- [Dataset records]:

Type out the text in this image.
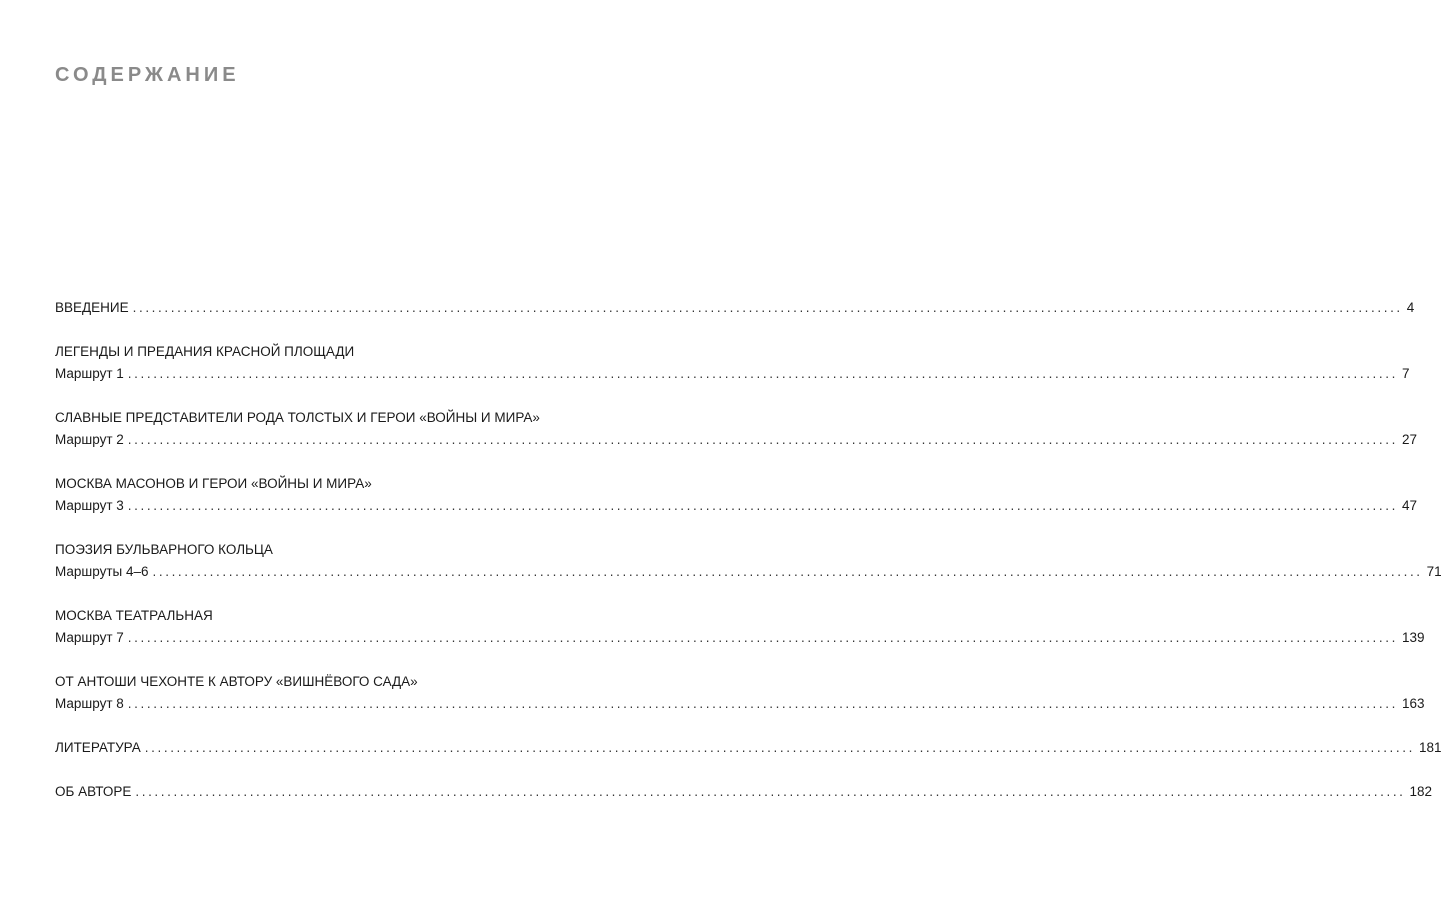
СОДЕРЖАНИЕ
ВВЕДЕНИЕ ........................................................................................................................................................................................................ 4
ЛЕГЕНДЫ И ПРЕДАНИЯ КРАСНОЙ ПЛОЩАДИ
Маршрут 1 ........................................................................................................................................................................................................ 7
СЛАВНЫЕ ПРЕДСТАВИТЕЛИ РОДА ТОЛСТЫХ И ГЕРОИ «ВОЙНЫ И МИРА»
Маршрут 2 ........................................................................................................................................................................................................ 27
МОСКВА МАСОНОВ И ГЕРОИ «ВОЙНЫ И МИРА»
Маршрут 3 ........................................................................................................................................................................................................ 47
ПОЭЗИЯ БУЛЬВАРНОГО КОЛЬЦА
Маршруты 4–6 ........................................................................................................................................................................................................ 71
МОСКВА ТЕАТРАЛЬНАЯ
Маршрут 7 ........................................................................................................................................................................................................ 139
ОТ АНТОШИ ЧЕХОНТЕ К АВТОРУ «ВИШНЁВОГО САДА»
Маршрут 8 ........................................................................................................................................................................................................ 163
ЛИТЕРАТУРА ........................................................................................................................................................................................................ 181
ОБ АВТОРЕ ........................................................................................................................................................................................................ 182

--

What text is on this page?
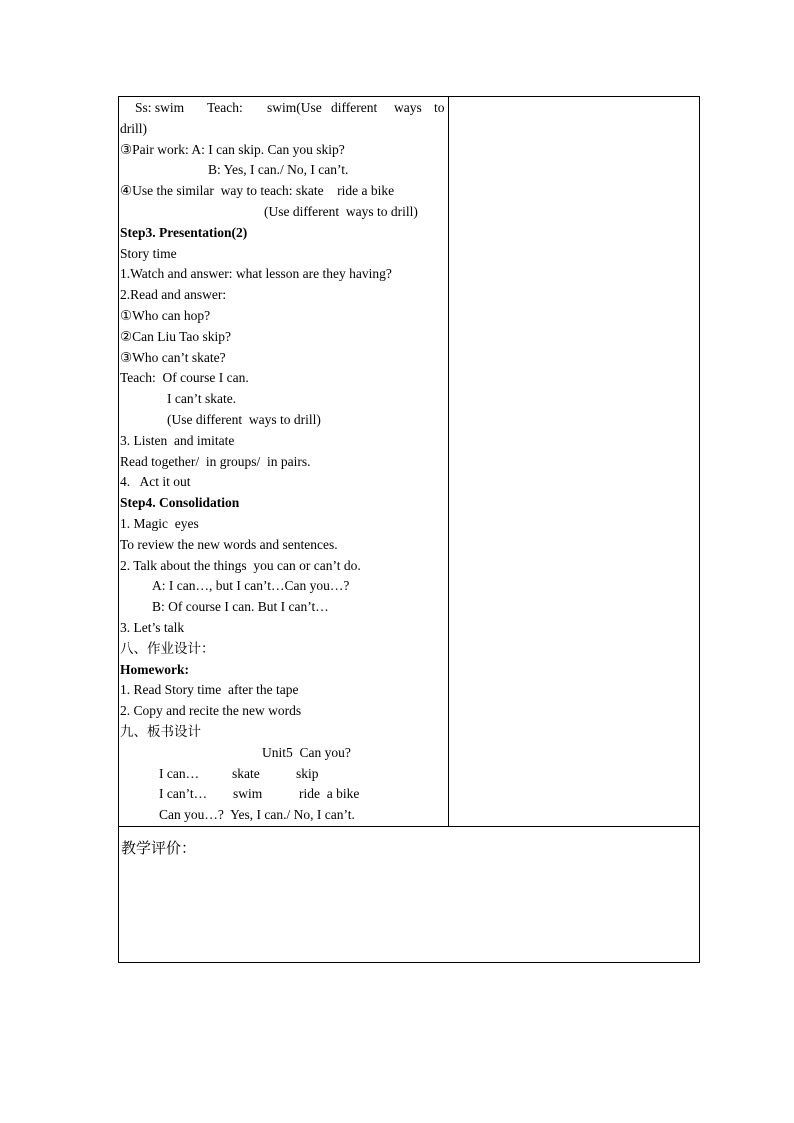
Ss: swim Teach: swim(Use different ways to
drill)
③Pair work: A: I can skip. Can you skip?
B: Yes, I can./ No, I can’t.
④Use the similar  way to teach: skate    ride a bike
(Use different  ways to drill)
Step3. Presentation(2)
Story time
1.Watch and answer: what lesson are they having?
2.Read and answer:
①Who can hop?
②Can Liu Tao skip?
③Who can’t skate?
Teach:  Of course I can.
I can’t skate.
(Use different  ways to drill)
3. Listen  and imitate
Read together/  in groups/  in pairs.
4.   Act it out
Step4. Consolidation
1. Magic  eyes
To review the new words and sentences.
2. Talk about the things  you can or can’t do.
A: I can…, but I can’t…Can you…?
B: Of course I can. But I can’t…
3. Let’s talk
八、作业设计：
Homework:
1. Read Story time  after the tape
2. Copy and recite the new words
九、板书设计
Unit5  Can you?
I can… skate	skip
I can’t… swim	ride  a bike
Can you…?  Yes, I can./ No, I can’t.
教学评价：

- [Work required]: Extract every line above containing the word "time".

- [Output of the exercise]:
Story time
1. Read Story time  after the tape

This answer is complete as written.